#### [TASK GOAL]
With the images removed, repeat the data below exactly.
Begin WORKING DATA
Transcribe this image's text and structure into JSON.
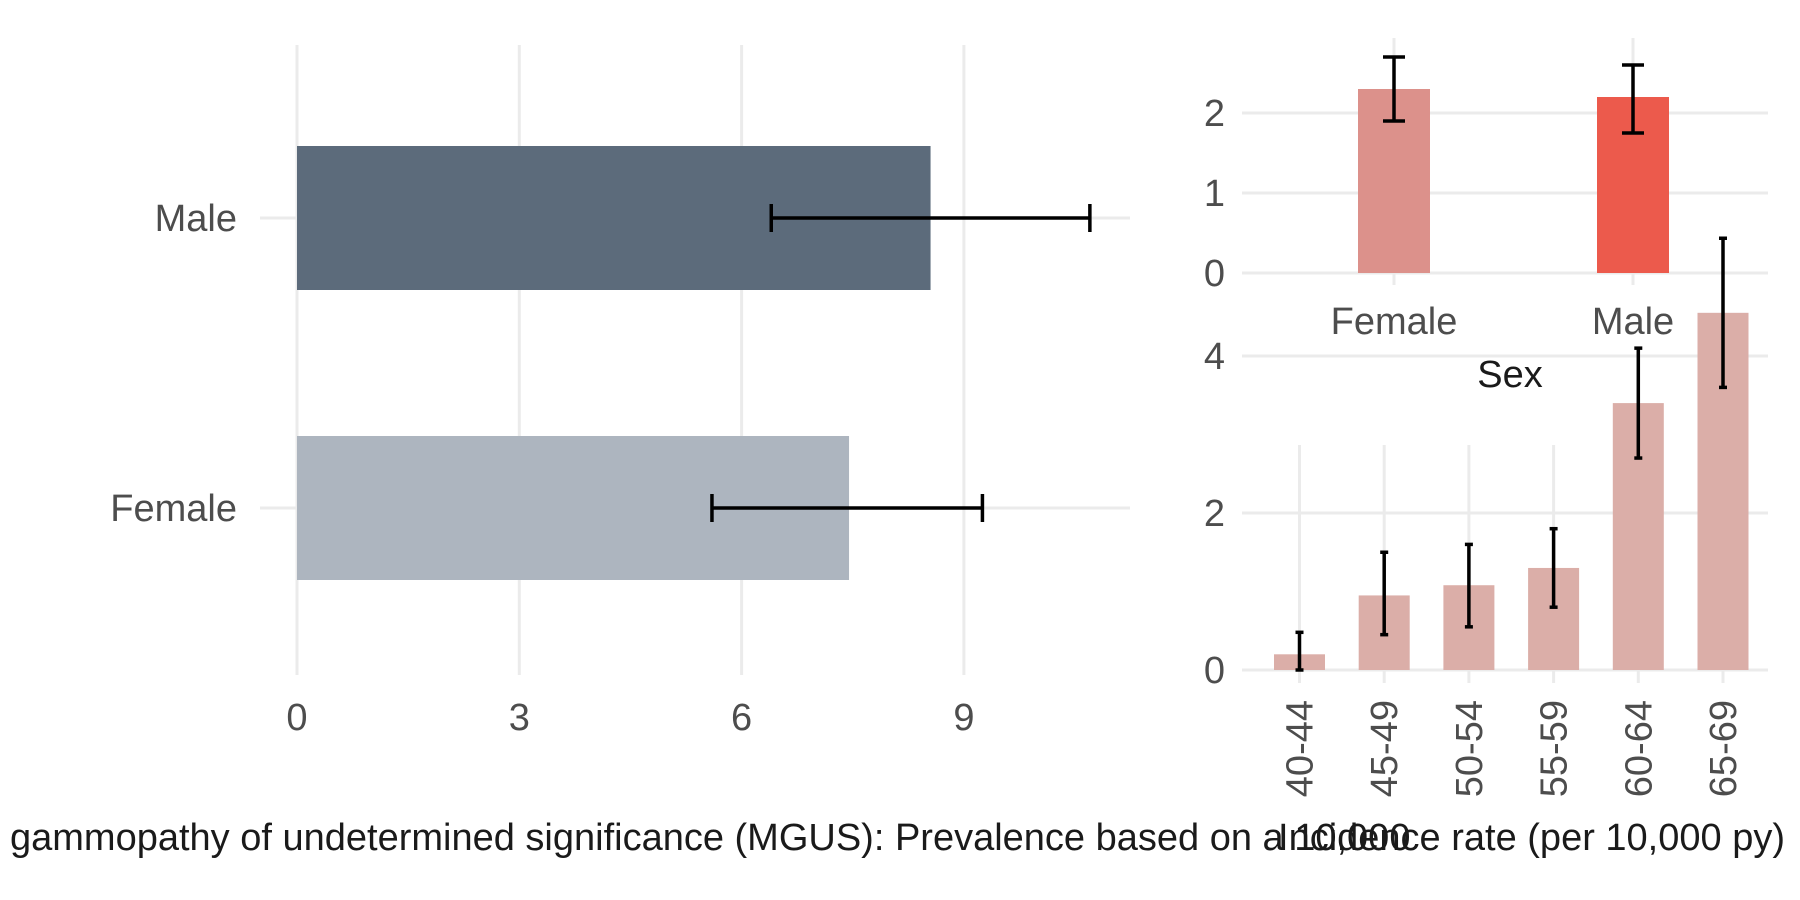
{
  "chart_data": [
    {
      "type": "bar",
      "orientation": "horizontal",
      "categories": [
        "Female",
        "Male"
      ],
      "values": [
        7.45,
        8.55
      ],
      "error_low": [
        5.6,
        6.4
      ],
      "error_high": [
        9.25,
        10.7
      ],
      "colors": [
        "#adb5bf",
        "#5c6b7b"
      ],
      "xlim": [
        0,
        11.2
      ],
      "x_ticks": [
        "0",
        "3",
        "6",
        "9"
      ],
      "x_tick_values": [
        0,
        3,
        6,
        9
      ],
      "xlabel": "gammopathy of undetermined significance (MGUS): Prevalence based on a 10,000",
      "grid": true
    },
    {
      "type": "bar",
      "categories": [
        "Female",
        "Male"
      ],
      "values": [
        2.3,
        2.2
      ],
      "error_low": [
        1.9,
        1.75
      ],
      "error_high": [
        2.7,
        2.6
      ],
      "colors": [
        "#dc918b",
        "#ec5a4c"
      ],
      "ylim": [
        0,
        2.9
      ],
      "y_ticks": [
        "0",
        "1",
        "2"
      ],
      "y_tick_values": [
        0,
        1,
        2
      ],
      "xlabel": "Sex",
      "grid": true
    },
    {
      "type": "bar",
      "categories": [
        "40-44",
        "45-49",
        "50-54",
        "55-59",
        "60-64",
        "65-69"
      ],
      "values": [
        0.2,
        0.95,
        1.08,
        1.3,
        3.4,
        4.55
      ],
      "error_low": [
        0.0,
        0.45,
        0.55,
        0.8,
        2.7,
        3.6
      ],
      "error_high": [
        0.48,
        1.5,
        1.6,
        1.8,
        4.1,
        5.5
      ],
      "colors": [
        "#dbaea8"
      ],
      "ylim": [
        0,
        5.6
      ],
      "y_ticks": [
        "0",
        "2",
        "4"
      ],
      "y_tick_values": [
        0,
        2,
        4
      ],
      "xlabel": "Incidence rate (per 10,000 py)",
      "grid": true
    }
  ]
}
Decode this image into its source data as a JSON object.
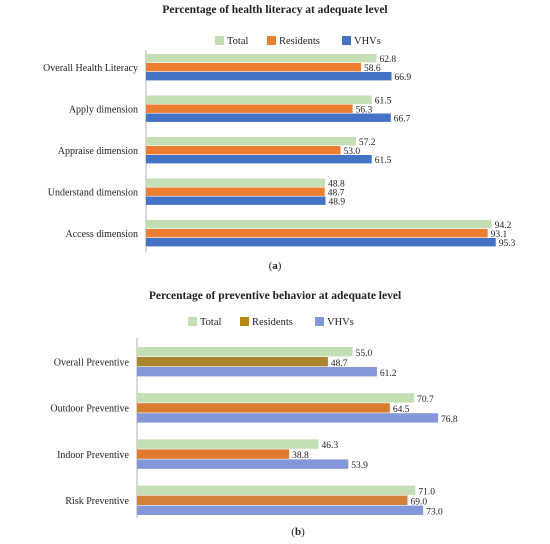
{
  "chart_data": [
    {
      "type": "bar",
      "orientation": "horizontal",
      "title": "Percentage of health literacy at adequate level",
      "caption_letter": "a",
      "categories": [
        "Overall Health Literacy",
        "Apply dimension",
        "Appraise dimension",
        "Understand dimension",
        "Access dimension"
      ],
      "series": [
        {
          "name": "Total",
          "color": "#c5dfb4",
          "values": [
            62.8,
            61.5,
            57.2,
            48.8,
            94.2
          ]
        },
        {
          "name": "Residents",
          "color": "#ed7d31",
          "values": [
            58.6,
            56.3,
            53.0,
            48.7,
            93.1
          ]
        },
        {
          "name": "VHVs",
          "color": "#4472c4",
          "values": [
            66.9,
            66.7,
            61.5,
            48.9,
            95.3
          ]
        }
      ],
      "xlim": [
        0,
        100
      ],
      "grid": false,
      "legend_position": "top",
      "axis_line_color": "#b0b0b0"
    },
    {
      "type": "bar",
      "orientation": "horizontal",
      "title": "Percentage of preventive behavior at adequate level",
      "caption_letter": "b",
      "categories": [
        "Overall Preventive",
        "Outdoor Preventive",
        "Indoor Preventive",
        "Risk Preventive"
      ],
      "series": [
        {
          "name": "Total",
          "color": "#c5dfb4",
          "values": [
            55.0,
            70.7,
            46.3,
            71.0
          ]
        },
        {
          "name": "Residents",
          "color": "#b8860b",
          "values": [
            48.7,
            64.5,
            38.8,
            69.0
          ],
          "alt_colors": [
            "#a9852e",
            "#d87c2f",
            "#e07a2e",
            "#d2813a"
          ]
        },
        {
          "name": "VHVs",
          "color": "#8497d8",
          "values": [
            61.2,
            76.8,
            53.9,
            73.0
          ]
        }
      ],
      "xlim": [
        0,
        100
      ],
      "grid": false,
      "legend_position": "top",
      "axis_line_color": "#b0b0b0"
    }
  ]
}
End WORKING DATA
#### [WRITTEN ANSWER]
Transcribe this image's text and structure into JSON.
{
  "chart_data": [
    {
      "type": "bar",
      "orientation": "horizontal",
      "categories": [
        "Female",
        "Male"
      ],
      "values": [
        7.45,
        8.55
      ],
      "error_low": [
        5.6,
        6.4
      ],
      "error_high": [
        9.25,
        10.7
      ],
      "colors": [
        "#adb5bf",
        "#5c6b7b"
      ],
      "xlim": [
        0,
        11.2
      ],
      "x_ticks": [
        "0",
        "3",
        "6",
        "9"
      ],
      "x_tick_values": [
        0,
        3,
        6,
        9
      ],
      "xlabel": "gammopathy of undetermined significance (MGUS): Prevalence based on a 10,000",
      "grid": true
    },
    {
      "type": "bar",
      "categories": [
        "Female",
        "Male"
      ],
      "values": [
        2.3,
        2.2
      ],
      "error_low": [
        1.9,
        1.75
      ],
      "error_high": [
        2.7,
        2.6
      ],
      "colors": [
        "#dc918b",
        "#ec5a4c"
      ],
      "ylim": [
        0,
        2.9
      ],
      "y_ticks": [
        "0",
        "1",
        "2"
      ],
      "y_tick_values": [
        0,
        1,
        2
      ],
      "xlabel": "Sex",
      "grid": true
    },
    {
      "type": "bar",
      "categories": [
        "40-44",
        "45-49",
        "50-54",
        "55-59",
        "60-64",
        "65-69"
      ],
      "values": [
        0.2,
        0.95,
        1.08,
        1.3,
        3.4,
        4.55
      ],
      "error_low": [
        0.0,
        0.45,
        0.55,
        0.8,
        2.7,
        3.6
      ],
      "error_high": [
        0.48,
        1.5,
        1.6,
        1.8,
        4.1,
        5.5
      ],
      "colors": [
        "#dbaea8"
      ],
      "ylim": [
        0,
        5.6
      ],
      "y_ticks": [
        "0",
        "2",
        "4"
      ],
      "y_tick_values": [
        0,
        2,
        4
      ],
      "xlabel": "Incidence rate (per 10,000 py)",
      "grid": true
    }
  ]
}
Decode this image into its source data as a JSON object.
{
  "chart_data": [
    {
      "type": "bar",
      "orientation": "horizontal",
      "title": "Percentage of health literacy at adequate level",
      "caption_letter": "a",
      "categories": [
        "Overall Health Literacy",
        "Apply dimension",
        "Appraise dimension",
        "Understand dimension",
        "Access dimension"
      ],
      "series": [
        {
          "name": "Total",
          "color": "#c5dfb4",
          "values": [
            62.8,
            61.5,
            57.2,
            48.8,
            94.2
          ]
        },
        {
          "name": "Residents",
          "color": "#ed7d31",
          "values": [
            58.6,
            56.3,
            53.0,
            48.7,
            93.1
          ]
        },
        {
          "name": "VHVs",
          "color": "#4472c4",
          "values": [
            66.9,
            66.7,
            61.5,
            48.9,
            95.3
          ]
        }
      ],
      "xlim": [
        0,
        100
      ],
      "grid": false,
      "legend_position": "top",
      "axis_line_color": "#b0b0b0"
    },
    {
      "type": "bar",
      "orientation": "horizontal",
      "title": "Percentage of preventive behavior at adequate level",
      "caption_letter": "b",
      "categories": [
        "Overall Preventive",
        "Outdoor Preventive",
        "Indoor Preventive",
        "Risk Preventive"
      ],
      "series": [
        {
          "name": "Total",
          "color": "#c5dfb4",
          "values": [
            55.0,
            70.7,
            46.3,
            71.0
          ]
        },
        {
          "name": "Residents",
          "color": "#b8860b",
          "values": [
            48.7,
            64.5,
            38.8,
            69.0
          ],
          "alt_colors": [
            "#a9852e",
            "#d87c2f",
            "#e07a2e",
            "#d2813a"
          ]
        },
        {
          "name": "VHVs",
          "color": "#8497d8",
          "values": [
            61.2,
            76.8,
            53.9,
            73.0
          ]
        }
      ],
      "xlim": [
        0,
        100
      ],
      "grid": false,
      "legend_position": "top",
      "axis_line_color": "#b0b0b0"
    }
  ]
}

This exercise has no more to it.